Please copy all the lines that follow, word for word.

━━━━━━━━━━━━━━━━━━━━━━━━━━━━━━

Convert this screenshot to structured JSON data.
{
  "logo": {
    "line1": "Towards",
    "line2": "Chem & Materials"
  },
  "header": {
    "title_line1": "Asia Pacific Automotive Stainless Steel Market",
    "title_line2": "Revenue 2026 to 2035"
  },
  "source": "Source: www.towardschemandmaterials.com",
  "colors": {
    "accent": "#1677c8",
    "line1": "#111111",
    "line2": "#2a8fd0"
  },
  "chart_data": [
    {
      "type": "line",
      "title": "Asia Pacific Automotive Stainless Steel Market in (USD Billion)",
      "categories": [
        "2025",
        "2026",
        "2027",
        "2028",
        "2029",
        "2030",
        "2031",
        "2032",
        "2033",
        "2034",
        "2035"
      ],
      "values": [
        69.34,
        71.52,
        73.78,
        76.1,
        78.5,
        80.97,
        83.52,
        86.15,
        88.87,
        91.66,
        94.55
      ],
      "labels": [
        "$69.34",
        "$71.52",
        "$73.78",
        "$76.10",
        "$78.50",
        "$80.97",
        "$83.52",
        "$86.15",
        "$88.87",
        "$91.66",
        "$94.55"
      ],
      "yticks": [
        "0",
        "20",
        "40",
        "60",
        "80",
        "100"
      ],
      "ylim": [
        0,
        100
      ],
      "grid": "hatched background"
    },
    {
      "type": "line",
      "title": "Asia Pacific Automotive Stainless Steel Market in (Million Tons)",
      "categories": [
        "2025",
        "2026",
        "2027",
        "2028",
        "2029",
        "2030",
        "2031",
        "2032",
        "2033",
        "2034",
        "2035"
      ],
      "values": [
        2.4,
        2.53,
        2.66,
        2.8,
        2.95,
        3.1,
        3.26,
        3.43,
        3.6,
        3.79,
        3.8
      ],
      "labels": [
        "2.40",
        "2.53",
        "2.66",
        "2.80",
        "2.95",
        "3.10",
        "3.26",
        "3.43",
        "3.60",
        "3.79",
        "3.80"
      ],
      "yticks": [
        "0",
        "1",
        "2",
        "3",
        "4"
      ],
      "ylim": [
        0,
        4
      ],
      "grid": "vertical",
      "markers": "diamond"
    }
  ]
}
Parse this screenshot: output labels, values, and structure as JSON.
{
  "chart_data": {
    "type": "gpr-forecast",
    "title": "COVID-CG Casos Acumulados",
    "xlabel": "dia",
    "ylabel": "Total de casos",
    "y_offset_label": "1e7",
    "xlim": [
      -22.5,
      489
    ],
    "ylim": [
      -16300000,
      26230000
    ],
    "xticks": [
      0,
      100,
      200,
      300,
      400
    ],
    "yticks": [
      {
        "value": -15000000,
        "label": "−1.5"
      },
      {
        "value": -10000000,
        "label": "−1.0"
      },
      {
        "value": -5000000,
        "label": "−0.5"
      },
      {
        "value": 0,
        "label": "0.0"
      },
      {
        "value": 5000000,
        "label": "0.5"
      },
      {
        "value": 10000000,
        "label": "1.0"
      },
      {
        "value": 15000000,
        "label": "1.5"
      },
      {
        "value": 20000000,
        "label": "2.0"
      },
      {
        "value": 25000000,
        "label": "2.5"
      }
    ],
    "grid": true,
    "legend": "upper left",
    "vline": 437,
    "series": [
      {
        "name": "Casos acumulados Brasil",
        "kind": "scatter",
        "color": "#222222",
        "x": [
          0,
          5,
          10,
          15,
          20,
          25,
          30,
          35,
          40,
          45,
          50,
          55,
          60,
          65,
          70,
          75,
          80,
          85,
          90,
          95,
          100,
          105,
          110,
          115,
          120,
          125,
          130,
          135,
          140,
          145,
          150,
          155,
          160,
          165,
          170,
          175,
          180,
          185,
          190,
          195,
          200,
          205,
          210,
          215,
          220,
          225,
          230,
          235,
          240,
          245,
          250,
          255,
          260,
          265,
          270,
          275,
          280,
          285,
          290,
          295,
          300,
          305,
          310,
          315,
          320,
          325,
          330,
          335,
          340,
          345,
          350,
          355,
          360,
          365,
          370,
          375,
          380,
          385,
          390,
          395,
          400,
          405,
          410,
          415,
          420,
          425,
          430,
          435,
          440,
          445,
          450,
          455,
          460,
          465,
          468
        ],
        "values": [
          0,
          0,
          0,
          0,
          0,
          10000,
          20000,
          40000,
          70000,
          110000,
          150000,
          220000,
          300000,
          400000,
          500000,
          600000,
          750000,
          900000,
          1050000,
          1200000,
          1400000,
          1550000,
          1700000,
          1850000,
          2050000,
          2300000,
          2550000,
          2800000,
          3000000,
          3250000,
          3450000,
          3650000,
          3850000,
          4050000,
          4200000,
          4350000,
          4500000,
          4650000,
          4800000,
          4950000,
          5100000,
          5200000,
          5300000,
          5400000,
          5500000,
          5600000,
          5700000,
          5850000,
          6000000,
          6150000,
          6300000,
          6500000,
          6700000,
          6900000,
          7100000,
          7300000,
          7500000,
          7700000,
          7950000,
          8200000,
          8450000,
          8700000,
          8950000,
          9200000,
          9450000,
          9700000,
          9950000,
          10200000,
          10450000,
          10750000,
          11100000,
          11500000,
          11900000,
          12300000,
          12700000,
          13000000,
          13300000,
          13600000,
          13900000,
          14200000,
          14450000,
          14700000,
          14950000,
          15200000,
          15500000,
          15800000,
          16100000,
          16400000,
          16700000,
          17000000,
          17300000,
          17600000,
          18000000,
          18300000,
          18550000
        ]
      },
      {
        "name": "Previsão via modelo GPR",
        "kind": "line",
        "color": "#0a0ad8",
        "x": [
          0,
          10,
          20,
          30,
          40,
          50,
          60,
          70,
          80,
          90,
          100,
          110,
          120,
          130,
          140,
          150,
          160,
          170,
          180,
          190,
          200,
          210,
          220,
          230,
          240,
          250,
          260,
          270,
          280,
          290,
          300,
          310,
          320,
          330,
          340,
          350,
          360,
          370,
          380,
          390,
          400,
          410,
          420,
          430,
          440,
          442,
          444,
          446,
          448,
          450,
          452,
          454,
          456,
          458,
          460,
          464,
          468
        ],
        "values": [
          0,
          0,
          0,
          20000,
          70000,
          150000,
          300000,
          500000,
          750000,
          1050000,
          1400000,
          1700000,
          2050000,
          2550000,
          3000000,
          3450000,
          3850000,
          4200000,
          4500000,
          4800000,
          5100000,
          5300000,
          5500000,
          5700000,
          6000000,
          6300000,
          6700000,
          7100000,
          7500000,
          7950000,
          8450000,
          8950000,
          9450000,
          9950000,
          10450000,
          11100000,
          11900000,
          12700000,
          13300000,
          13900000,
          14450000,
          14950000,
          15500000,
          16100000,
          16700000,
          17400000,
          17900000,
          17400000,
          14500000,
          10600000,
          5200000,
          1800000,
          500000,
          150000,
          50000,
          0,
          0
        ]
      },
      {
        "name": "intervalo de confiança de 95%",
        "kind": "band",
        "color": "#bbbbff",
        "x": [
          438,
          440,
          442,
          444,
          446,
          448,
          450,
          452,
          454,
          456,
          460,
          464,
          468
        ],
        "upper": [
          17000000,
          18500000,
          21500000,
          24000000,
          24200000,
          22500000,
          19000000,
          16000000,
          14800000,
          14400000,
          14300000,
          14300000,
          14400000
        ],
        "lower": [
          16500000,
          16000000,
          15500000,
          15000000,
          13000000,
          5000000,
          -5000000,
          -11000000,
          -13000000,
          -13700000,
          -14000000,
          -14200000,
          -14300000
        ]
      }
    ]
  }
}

━━━━━━━━━━━━━━━━━━━━━━━━━━━━━━

- Response to this task
Convert this screenshot to structured JSON data.
{
  "logo": {
    "line1": "Towards",
    "line2": "Chem & Materials"
  },
  "header": {
    "title_line1": "Asia Pacific Automotive Stainless Steel Market",
    "title_line2": "Revenue 2026 to 2035"
  },
  "source": "Source: www.towardschemandmaterials.com",
  "colors": {
    "accent": "#1677c8",
    "line1": "#111111",
    "line2": "#2a8fd0"
  },
  "chart_data": [
    {
      "type": "line",
      "title": "Asia Pacific Automotive Stainless Steel Market in (USD Billion)",
      "categories": [
        "2025",
        "2026",
        "2027",
        "2028",
        "2029",
        "2030",
        "2031",
        "2032",
        "2033",
        "2034",
        "2035"
      ],
      "values": [
        69.34,
        71.52,
        73.78,
        76.1,
        78.5,
        80.97,
        83.52,
        86.15,
        88.87,
        91.66,
        94.55
      ],
      "labels": [
        "$69.34",
        "$71.52",
        "$73.78",
        "$76.10",
        "$78.50",
        "$80.97",
        "$83.52",
        "$86.15",
        "$88.87",
        "$91.66",
        "$94.55"
      ],
      "yticks": [
        "0",
        "20",
        "40",
        "60",
        "80",
        "100"
      ],
      "ylim": [
        0,
        100
      ],
      "grid": "hatched background"
    },
    {
      "type": "line",
      "title": "Asia Pacific Automotive Stainless Steel Market in (Million Tons)",
      "categories": [
        "2025",
        "2026",
        "2027",
        "2028",
        "2029",
        "2030",
        "2031",
        "2032",
        "2033",
        "2034",
        "2035"
      ],
      "values": [
        2.4,
        2.53,
        2.66,
        2.8,
        2.95,
        3.1,
        3.26,
        3.43,
        3.6,
        3.79,
        3.8
      ],
      "labels": [
        "2.40",
        "2.53",
        "2.66",
        "2.80",
        "2.95",
        "3.10",
        "3.26",
        "3.43",
        "3.60",
        "3.79",
        "3.80"
      ],
      "yticks": [
        "0",
        "1",
        "2",
        "3",
        "4"
      ],
      "ylim": [
        0,
        4
      ],
      "grid": "vertical",
      "markers": "diamond"
    }
  ]
}
Parse this screenshot: output labels, values, and structure as JSON.
{
  "chart_data": {
    "type": "gpr-forecast",
    "title": "COVID-CG Casos Acumulados",
    "xlabel": "dia",
    "ylabel": "Total de casos",
    "y_offset_label": "1e7",
    "xlim": [
      -22.5,
      489
    ],
    "ylim": [
      -16300000,
      26230000
    ],
    "xticks": [
      0,
      100,
      200,
      300,
      400
    ],
    "yticks": [
      {
        "value": -15000000,
        "label": "−1.5"
      },
      {
        "value": -10000000,
        "label": "−1.0"
      },
      {
        "value": -5000000,
        "label": "−0.5"
      },
      {
        "value": 0,
        "label": "0.0"
      },
      {
        "value": 5000000,
        "label": "0.5"
      },
      {
        "value": 10000000,
        "label": "1.0"
      },
      {
        "value": 15000000,
        "label": "1.5"
      },
      {
        "value": 20000000,
        "label": "2.0"
      },
      {
        "value": 25000000,
        "label": "2.5"
      }
    ],
    "grid": true,
    "legend": "upper left",
    "vline": 437,
    "series": [
      {
        "name": "Casos acumulados Brasil",
        "kind": "scatter",
        "color": "#222222",
        "x": [
          0,
          5,
          10,
          15,
          20,
          25,
          30,
          35,
          40,
          45,
          50,
          55,
          60,
          65,
          70,
          75,
          80,
          85,
          90,
          95,
          100,
          105,
          110,
          115,
          120,
          125,
          130,
          135,
          140,
          145,
          150,
          155,
          160,
          165,
          170,
          175,
          180,
          185,
          190,
          195,
          200,
          205,
          210,
          215,
          220,
          225,
          230,
          235,
          240,
          245,
          250,
          255,
          260,
          265,
          270,
          275,
          280,
          285,
          290,
          295,
          300,
          305,
          310,
          315,
          320,
          325,
          330,
          335,
          340,
          345,
          350,
          355,
          360,
          365,
          370,
          375,
          380,
          385,
          390,
          395,
          400,
          405,
          410,
          415,
          420,
          425,
          430,
          435,
          440,
          445,
          450,
          455,
          460,
          465,
          468
        ],
        "values": [
          0,
          0,
          0,
          0,
          0,
          10000,
          20000,
          40000,
          70000,
          110000,
          150000,
          220000,
          300000,
          400000,
          500000,
          600000,
          750000,
          900000,
          1050000,
          1200000,
          1400000,
          1550000,
          1700000,
          1850000,
          2050000,
          2300000,
          2550000,
          2800000,
          3000000,
          3250000,
          3450000,
          3650000,
          3850000,
          4050000,
          4200000,
          4350000,
          4500000,
          4650000,
          4800000,
          4950000,
          5100000,
          5200000,
          5300000,
          5400000,
          5500000,
          5600000,
          5700000,
          5850000,
          6000000,
          6150000,
          6300000,
          6500000,
          6700000,
          6900000,
          7100000,
          7300000,
          7500000,
          7700000,
          7950000,
          8200000,
          8450000,
          8700000,
          8950000,
          9200000,
          9450000,
          9700000,
          9950000,
          10200000,
          10450000,
          10750000,
          11100000,
          11500000,
          11900000,
          12300000,
          12700000,
          13000000,
          13300000,
          13600000,
          13900000,
          14200000,
          14450000,
          14700000,
          14950000,
          15200000,
          15500000,
          15800000,
          16100000,
          16400000,
          16700000,
          17000000,
          17300000,
          17600000,
          18000000,
          18300000,
          18550000
        ]
      },
      {
        "name": "Previsão via modelo GPR",
        "kind": "line",
        "color": "#0a0ad8",
        "x": [
          0,
          10,
          20,
          30,
          40,
          50,
          60,
          70,
          80,
          90,
          100,
          110,
          120,
          130,
          140,
          150,
          160,
          170,
          180,
          190,
          200,
          210,
          220,
          230,
          240,
          250,
          260,
          270,
          280,
          290,
          300,
          310,
          320,
          330,
          340,
          350,
          360,
          370,
          380,
          390,
          400,
          410,
          420,
          430,
          440,
          442,
          444,
          446,
          448,
          450,
          452,
          454,
          456,
          458,
          460,
          464,
          468
        ],
        "values": [
          0,
          0,
          0,
          20000,
          70000,
          150000,
          300000,
          500000,
          750000,
          1050000,
          1400000,
          1700000,
          2050000,
          2550000,
          3000000,
          3450000,
          3850000,
          4200000,
          4500000,
          4800000,
          5100000,
          5300000,
          5500000,
          5700000,
          6000000,
          6300000,
          6700000,
          7100000,
          7500000,
          7950000,
          8450000,
          8950000,
          9450000,
          9950000,
          10450000,
          11100000,
          11900000,
          12700000,
          13300000,
          13900000,
          14450000,
          14950000,
          15500000,
          16100000,
          16700000,
          17400000,
          17900000,
          17400000,
          14500000,
          10600000,
          5200000,
          1800000,
          500000,
          150000,
          50000,
          0,
          0
        ]
      },
      {
        "name": "intervalo de confiança de 95%",
        "kind": "band",
        "color": "#bbbbff",
        "x": [
          438,
          440,
          442,
          444,
          446,
          448,
          450,
          452,
          454,
          456,
          460,
          464,
          468
        ],
        "upper": [
          17000000,
          18500000,
          21500000,
          24000000,
          24200000,
          22500000,
          19000000,
          16000000,
          14800000,
          14400000,
          14300000,
          14300000,
          14400000
        ],
        "lower": [
          16500000,
          16000000,
          15500000,
          15000000,
          13000000,
          5000000,
          -5000000,
          -11000000,
          -13000000,
          -13700000,
          -14000000,
          -14200000,
          -14300000
        ]
      }
    ]
  }
}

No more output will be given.